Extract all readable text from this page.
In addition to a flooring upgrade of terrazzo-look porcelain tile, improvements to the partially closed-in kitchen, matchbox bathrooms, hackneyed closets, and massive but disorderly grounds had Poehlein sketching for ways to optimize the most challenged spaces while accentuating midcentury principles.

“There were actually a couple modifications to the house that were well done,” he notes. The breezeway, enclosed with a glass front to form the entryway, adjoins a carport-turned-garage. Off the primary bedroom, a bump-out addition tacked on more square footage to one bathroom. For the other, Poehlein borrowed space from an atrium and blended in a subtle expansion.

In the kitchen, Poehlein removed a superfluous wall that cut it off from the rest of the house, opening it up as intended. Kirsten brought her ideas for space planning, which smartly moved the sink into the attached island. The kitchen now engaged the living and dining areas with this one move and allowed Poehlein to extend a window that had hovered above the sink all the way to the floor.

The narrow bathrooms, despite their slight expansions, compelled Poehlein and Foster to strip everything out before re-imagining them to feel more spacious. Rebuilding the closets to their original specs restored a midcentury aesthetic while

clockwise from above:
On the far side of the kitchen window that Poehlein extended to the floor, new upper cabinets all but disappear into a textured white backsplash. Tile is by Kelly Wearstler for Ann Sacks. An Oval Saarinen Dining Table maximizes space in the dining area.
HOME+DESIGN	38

☆ ☆ ☆ ☆

_Requirement_:
Extract the entries above verbatim.

_Expected answer_:
Extract all readable text from this page.
In addition to a flooring upgrade of terrazzo-look porcelain tile, improvements to the partially closed-in kitchen, matchbox bathrooms, hackneyed closets, and massive but disorderly grounds had Poehlein sketching for ways to optimize the most challenged spaces while accentuating midcentury principles.

“There were actually a couple modifications to the house that were well done,” he notes. The breezeway, enclosed with a glass front to form the entryway, adjoins a carport-turned-garage. Off the primary bedroom, a bump-out addition tacked on more square footage to one bathroom. For the other, Poehlein borrowed space from an atrium and blended in a subtle expansion.

In the kitchen, Poehlein removed a superfluous wall that cut it off from the rest of the house, opening it up as intended. Kirsten brought her ideas for space planning, which smartly moved the sink into the attached island. The kitchen now engaged the living and dining areas with this one move and allowed Poehlein to extend a window that had hovered above the sink all the way to the floor.

The narrow bathrooms, despite their slight expansions, compelled Poehlein and Foster to strip everything out before re-imagining them to feel more spacious. Rebuilding the closets to their original specs restored a midcentury aesthetic while

clockwise from above:
On the far side of the kitchen window that Poehlein extended to the floor, new upper cabinets all but disappear into a textured white backsplash. Tile is by Kelly Wearstler for Ann Sacks. An Oval Saarinen Dining Table maximizes space in the dining area.
HOME+DESIGN	38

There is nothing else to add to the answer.